> Supplied data
***

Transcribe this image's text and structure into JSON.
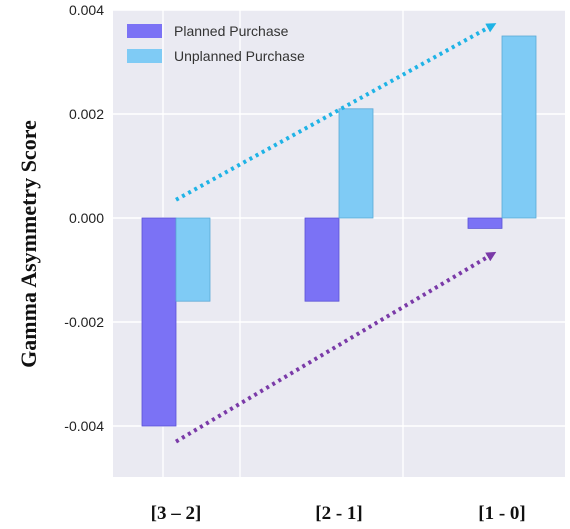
{
  "chart_data": {
    "type": "bar",
    "ylabel": "Gamma Asymmetry Score",
    "xlabel": "",
    "title": "",
    "categories": [
      "[3 – 2]",
      "[2 - 1]",
      "[1 - 0]"
    ],
    "series": [
      {
        "name": "Planned Purchase",
        "values": [
          -0.004,
          -0.0016,
          -0.0002
        ],
        "color": "#7b72f5"
      },
      {
        "name": "Unplanned Purchase",
        "values": [
          -0.0016,
          0.0021,
          0.0035
        ],
        "color": "#7fcbf5"
      }
    ],
    "ylim": [
      -0.0049,
      0.004
    ],
    "yticks": [
      -0.004,
      -0.002,
      0.0,
      0.002,
      0.004
    ],
    "ytick_labels": [
      "-0.004",
      "-0.002",
      "0.000",
      "0.002",
      "0.004"
    ],
    "grid": true,
    "legend_position": "top-left",
    "trend_arrows": [
      {
        "series": "Unplanned Purchase",
        "from_category": "[3 – 2]",
        "from_value": 0.00035,
        "to_category": "[1 - 0]",
        "to_value": 0.0037,
        "color": "#1fb3e6"
      },
      {
        "series": "Planned Purchase",
        "from_category": "[3 – 2]",
        "from_value": -0.0043,
        "to_category": "[1 - 0]",
        "to_value": -0.0007,
        "color": "#7a3aa8"
      }
    ]
  }
}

***

> Written problem
Pull out every line in the data above that has the word "color".

> Result of this exercise
        "color": "#7b72f5"
        "color": "#7fcbf5"
        "color": "#1fb3e6"
        "color": "#7a3aa8"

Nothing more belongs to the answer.